*Figure contents as structured data*:

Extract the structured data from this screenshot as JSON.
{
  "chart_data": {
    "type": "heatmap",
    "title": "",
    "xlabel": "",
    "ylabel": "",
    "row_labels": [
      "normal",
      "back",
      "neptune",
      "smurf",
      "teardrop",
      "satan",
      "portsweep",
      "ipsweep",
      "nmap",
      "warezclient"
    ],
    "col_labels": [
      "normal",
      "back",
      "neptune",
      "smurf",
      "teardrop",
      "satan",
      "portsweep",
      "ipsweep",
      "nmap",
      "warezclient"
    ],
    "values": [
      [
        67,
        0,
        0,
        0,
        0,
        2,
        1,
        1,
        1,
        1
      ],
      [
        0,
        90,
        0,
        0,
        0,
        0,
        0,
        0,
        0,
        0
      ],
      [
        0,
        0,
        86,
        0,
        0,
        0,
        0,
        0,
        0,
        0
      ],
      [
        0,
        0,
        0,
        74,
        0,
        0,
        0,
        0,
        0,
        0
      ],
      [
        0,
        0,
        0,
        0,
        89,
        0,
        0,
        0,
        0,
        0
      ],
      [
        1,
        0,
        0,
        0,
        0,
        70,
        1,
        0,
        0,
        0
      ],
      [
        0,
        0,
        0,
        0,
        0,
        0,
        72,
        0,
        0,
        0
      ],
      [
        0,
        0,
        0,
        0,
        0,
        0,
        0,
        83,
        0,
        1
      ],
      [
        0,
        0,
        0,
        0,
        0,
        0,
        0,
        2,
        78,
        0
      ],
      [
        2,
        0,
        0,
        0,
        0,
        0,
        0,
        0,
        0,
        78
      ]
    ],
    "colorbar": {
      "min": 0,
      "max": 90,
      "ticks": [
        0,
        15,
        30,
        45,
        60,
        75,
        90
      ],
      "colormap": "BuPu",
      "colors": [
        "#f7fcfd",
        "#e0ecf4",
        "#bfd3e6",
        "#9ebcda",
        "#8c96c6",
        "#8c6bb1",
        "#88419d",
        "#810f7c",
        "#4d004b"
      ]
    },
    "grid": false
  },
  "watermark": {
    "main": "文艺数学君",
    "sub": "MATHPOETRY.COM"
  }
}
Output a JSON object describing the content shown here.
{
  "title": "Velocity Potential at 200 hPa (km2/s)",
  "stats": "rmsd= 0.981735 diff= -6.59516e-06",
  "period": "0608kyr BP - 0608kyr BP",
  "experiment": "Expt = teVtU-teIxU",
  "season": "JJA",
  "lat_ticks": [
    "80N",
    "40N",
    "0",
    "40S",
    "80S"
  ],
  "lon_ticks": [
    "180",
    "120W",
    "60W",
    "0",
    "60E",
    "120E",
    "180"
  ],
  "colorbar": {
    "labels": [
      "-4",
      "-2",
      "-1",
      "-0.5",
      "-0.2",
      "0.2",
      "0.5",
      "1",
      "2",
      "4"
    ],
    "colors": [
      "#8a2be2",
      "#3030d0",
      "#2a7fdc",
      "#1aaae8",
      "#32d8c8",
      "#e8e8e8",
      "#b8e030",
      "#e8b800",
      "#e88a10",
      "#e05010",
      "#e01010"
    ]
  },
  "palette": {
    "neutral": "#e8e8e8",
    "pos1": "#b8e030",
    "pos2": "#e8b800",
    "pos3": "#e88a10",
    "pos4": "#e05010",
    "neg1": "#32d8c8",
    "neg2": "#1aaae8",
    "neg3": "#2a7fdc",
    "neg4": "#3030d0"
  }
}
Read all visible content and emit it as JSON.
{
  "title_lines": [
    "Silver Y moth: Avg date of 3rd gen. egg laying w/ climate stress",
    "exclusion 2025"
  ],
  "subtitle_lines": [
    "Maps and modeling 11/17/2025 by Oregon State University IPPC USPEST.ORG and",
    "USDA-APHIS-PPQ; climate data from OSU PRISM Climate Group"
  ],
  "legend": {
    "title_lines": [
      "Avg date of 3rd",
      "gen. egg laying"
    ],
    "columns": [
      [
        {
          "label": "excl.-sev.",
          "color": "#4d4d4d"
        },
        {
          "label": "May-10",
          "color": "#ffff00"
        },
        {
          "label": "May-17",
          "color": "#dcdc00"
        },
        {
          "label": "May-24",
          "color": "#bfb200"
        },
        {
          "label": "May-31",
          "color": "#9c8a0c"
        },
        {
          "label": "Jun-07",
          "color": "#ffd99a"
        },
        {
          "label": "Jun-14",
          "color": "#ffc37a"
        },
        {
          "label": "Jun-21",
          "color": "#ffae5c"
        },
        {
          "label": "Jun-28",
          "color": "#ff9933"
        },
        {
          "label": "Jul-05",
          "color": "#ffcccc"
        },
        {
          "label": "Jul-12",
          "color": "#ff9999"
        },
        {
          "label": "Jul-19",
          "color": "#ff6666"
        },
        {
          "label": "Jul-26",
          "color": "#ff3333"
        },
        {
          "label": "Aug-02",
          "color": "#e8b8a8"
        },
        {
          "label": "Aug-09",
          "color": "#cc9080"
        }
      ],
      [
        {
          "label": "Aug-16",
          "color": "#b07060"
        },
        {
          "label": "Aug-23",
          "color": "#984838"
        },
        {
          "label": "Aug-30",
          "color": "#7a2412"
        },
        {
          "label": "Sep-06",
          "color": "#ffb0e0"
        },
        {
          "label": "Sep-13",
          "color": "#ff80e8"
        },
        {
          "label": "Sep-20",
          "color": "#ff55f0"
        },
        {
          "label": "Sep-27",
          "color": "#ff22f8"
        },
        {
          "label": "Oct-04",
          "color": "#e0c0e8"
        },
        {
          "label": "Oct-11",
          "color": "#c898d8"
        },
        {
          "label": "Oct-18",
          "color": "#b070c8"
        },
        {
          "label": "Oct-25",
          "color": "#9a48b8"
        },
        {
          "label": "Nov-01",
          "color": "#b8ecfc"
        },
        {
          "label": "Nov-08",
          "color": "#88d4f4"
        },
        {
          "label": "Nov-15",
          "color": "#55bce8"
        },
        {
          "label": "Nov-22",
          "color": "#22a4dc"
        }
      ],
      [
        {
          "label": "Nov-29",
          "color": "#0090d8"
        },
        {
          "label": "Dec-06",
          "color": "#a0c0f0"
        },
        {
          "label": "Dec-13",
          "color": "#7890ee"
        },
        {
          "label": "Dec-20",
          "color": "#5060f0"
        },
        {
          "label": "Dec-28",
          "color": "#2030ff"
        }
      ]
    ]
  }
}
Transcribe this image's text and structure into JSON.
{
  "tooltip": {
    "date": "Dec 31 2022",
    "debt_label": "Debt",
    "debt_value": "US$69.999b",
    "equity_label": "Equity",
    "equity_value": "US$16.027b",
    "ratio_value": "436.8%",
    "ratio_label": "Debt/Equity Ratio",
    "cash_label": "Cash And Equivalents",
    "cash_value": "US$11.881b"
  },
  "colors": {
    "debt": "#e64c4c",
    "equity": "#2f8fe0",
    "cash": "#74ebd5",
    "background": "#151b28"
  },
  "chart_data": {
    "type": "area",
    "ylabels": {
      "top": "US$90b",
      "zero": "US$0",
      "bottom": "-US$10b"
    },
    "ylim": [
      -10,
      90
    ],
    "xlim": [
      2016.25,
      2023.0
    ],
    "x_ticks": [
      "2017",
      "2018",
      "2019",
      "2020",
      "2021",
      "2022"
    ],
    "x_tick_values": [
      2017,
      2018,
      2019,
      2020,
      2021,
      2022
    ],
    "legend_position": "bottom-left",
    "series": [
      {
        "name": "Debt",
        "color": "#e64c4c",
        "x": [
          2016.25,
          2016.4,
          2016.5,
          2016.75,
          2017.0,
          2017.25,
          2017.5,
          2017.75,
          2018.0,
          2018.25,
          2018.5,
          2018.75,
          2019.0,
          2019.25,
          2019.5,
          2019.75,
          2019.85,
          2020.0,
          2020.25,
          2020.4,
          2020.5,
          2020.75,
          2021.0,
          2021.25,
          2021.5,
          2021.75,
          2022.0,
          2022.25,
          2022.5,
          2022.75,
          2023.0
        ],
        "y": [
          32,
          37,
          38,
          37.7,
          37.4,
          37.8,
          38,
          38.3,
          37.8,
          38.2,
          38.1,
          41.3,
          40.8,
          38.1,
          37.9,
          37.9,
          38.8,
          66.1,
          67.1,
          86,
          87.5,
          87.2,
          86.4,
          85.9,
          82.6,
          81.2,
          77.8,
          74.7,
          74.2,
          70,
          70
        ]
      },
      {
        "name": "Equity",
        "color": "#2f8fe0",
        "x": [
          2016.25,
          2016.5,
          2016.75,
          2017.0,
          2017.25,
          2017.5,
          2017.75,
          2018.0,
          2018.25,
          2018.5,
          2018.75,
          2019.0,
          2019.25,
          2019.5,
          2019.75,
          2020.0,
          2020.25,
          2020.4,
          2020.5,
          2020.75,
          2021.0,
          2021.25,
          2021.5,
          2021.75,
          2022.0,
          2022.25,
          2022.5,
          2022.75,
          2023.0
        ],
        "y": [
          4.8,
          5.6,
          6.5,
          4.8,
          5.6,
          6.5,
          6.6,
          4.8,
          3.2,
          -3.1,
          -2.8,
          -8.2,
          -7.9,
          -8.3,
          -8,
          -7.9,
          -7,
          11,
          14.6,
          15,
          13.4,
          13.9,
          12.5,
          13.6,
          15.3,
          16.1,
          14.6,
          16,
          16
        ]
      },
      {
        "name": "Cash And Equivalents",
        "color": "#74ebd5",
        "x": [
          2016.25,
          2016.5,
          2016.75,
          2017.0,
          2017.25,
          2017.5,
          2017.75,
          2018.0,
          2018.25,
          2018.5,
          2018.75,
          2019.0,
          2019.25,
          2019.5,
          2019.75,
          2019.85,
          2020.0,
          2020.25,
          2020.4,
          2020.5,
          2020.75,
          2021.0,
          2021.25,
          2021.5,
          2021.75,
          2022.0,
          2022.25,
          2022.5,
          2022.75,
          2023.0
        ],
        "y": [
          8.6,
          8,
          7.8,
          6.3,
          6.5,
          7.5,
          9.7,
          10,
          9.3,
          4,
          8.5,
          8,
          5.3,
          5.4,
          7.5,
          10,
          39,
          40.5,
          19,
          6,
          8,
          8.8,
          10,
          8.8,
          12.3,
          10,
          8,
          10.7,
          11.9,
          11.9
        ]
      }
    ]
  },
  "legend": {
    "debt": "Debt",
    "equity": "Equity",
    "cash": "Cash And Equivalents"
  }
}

*Your instructions*: Pick out the lines above that hold the string "bottom" and show them.

*The result*:
      "bottom": "-US$10b"
    "legend_position": "bottom-left",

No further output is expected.